- EXERCISE REQUIREMENTS -
Reproduce word for word the records from their first line through the line containing "ma2-value: MA2:17.31 <box>258 2 313 14</box>", with that line included.

******

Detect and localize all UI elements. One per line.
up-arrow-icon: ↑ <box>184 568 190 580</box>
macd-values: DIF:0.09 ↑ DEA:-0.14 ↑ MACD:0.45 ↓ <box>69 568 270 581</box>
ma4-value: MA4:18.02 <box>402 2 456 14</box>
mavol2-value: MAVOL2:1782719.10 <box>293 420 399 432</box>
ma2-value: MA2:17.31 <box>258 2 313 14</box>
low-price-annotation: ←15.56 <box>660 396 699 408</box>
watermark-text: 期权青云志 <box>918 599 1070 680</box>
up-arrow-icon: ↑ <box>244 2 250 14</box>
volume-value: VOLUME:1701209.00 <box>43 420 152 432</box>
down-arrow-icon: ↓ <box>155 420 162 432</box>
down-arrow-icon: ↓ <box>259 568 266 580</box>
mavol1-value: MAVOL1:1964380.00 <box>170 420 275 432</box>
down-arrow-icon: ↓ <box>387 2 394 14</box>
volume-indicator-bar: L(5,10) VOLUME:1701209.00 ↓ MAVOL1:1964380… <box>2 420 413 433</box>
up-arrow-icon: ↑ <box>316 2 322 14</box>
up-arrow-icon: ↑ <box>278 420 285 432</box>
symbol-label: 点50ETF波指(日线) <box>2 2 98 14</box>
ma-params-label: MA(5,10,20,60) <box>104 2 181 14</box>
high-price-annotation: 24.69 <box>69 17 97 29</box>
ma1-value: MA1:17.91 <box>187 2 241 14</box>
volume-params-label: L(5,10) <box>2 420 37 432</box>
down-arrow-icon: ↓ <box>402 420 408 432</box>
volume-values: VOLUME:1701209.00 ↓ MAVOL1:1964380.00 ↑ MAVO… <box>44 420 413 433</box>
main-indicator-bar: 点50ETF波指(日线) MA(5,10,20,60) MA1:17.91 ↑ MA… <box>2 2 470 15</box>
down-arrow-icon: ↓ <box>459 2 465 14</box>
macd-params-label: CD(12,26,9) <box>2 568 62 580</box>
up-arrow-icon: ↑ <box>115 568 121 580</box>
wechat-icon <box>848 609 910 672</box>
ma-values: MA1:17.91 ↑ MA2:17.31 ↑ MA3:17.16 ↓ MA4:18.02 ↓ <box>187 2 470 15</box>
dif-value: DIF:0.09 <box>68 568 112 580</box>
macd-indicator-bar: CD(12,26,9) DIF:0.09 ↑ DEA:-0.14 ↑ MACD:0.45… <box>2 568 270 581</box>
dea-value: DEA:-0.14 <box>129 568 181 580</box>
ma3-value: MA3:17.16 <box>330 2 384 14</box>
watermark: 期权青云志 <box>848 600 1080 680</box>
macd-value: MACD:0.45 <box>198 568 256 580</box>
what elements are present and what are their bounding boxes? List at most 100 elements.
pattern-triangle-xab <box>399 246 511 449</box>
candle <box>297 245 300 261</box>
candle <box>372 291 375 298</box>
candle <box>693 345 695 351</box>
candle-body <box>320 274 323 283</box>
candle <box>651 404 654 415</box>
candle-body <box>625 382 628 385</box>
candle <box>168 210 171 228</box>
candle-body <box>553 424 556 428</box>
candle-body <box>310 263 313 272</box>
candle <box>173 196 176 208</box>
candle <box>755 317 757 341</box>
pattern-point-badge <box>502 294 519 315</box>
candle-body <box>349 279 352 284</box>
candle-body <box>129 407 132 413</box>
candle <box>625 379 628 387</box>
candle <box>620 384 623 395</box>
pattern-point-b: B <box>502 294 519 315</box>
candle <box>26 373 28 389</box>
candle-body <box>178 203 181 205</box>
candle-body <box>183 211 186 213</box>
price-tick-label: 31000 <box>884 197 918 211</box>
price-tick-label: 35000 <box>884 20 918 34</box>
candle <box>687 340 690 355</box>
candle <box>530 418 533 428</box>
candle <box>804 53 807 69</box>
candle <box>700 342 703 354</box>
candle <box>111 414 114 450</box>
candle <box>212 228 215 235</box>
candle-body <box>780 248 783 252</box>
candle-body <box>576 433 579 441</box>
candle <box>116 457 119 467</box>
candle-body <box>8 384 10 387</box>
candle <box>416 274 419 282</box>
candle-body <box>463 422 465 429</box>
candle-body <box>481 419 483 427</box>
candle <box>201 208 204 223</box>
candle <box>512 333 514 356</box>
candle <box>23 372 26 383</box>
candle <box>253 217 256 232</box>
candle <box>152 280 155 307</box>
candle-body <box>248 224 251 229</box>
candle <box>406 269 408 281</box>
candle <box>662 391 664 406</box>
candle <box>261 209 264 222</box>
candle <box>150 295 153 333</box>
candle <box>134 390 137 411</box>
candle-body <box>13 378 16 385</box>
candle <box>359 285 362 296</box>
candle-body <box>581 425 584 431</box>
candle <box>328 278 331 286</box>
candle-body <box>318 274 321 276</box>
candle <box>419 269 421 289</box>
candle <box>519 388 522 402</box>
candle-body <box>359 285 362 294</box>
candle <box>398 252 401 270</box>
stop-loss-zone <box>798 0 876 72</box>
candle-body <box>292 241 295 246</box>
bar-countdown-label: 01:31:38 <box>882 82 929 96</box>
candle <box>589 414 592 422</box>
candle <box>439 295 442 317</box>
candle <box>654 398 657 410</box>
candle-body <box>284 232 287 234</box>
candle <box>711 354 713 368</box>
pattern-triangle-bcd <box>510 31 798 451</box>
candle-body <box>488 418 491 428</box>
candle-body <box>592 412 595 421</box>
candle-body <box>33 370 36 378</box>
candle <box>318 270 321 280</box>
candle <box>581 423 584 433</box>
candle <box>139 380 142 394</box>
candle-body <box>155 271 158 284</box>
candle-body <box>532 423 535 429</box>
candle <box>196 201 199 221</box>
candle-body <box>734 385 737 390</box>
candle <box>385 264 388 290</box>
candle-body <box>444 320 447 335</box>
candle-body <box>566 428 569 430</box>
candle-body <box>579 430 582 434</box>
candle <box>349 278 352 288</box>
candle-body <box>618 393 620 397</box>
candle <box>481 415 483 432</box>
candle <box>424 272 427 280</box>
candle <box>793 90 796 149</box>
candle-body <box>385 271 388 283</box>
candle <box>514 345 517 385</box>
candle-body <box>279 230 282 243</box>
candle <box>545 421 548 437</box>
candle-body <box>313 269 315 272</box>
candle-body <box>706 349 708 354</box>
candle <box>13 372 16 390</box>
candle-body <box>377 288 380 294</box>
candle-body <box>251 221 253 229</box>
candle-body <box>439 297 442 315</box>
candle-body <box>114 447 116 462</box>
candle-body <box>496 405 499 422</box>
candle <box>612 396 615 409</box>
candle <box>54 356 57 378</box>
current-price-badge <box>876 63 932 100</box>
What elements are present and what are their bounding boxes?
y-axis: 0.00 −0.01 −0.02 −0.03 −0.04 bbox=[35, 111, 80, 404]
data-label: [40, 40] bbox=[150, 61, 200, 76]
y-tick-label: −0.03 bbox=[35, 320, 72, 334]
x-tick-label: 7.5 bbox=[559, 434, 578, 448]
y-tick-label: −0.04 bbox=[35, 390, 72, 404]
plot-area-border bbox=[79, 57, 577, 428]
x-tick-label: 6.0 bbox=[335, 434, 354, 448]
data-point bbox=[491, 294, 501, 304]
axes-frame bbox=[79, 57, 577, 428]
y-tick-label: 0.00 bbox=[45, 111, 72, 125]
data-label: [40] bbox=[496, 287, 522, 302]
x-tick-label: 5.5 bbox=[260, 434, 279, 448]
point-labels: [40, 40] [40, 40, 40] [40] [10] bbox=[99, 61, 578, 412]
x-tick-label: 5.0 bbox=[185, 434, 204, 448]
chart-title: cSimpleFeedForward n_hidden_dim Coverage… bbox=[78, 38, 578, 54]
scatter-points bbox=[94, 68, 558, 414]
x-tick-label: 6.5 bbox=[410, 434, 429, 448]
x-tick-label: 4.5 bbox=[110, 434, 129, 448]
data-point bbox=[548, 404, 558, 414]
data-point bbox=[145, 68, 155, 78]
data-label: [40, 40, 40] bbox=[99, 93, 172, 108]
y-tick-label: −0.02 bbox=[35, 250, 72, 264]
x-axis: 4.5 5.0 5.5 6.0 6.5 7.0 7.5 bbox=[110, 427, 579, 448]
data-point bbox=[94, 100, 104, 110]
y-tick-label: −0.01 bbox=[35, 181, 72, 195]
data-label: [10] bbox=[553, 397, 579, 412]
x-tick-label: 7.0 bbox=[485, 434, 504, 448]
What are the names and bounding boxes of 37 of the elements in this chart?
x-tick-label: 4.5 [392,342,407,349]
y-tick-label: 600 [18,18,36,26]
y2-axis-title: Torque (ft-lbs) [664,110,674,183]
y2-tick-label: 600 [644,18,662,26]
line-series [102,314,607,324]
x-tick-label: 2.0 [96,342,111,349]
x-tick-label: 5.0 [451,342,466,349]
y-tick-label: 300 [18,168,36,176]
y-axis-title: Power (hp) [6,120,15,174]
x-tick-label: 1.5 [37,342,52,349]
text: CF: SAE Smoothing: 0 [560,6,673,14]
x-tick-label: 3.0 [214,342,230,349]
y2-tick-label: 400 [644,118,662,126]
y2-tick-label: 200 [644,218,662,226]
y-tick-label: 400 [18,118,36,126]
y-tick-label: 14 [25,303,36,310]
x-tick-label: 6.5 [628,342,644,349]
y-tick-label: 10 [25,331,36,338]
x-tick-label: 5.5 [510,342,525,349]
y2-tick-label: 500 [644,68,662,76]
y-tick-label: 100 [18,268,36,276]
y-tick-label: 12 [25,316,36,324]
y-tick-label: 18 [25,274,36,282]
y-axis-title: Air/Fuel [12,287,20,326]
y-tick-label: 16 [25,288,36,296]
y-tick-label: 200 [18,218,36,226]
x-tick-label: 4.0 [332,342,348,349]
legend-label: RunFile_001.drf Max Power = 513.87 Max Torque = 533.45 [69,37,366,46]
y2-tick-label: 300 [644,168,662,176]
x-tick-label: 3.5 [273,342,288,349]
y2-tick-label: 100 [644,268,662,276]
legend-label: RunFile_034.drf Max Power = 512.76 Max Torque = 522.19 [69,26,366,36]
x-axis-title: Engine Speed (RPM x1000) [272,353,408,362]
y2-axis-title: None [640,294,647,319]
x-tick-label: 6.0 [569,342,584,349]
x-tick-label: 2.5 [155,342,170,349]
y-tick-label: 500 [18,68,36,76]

******

- EXERCISE RESPONSE -
Detect and localize all UI elements. One per line.
up-arrow-icon: ↑ <box>184 568 190 580</box>
macd-values: DIF:0.09 ↑ DEA:-0.14 ↑ MACD:0.45 ↓ <box>69 568 270 581</box>
ma4-value: MA4:18.02 <box>402 2 456 14</box>
mavol2-value: MAVOL2:1782719.10 <box>293 420 399 432</box>
ma2-value: MA2:17.31 <box>258 2 313 14</box>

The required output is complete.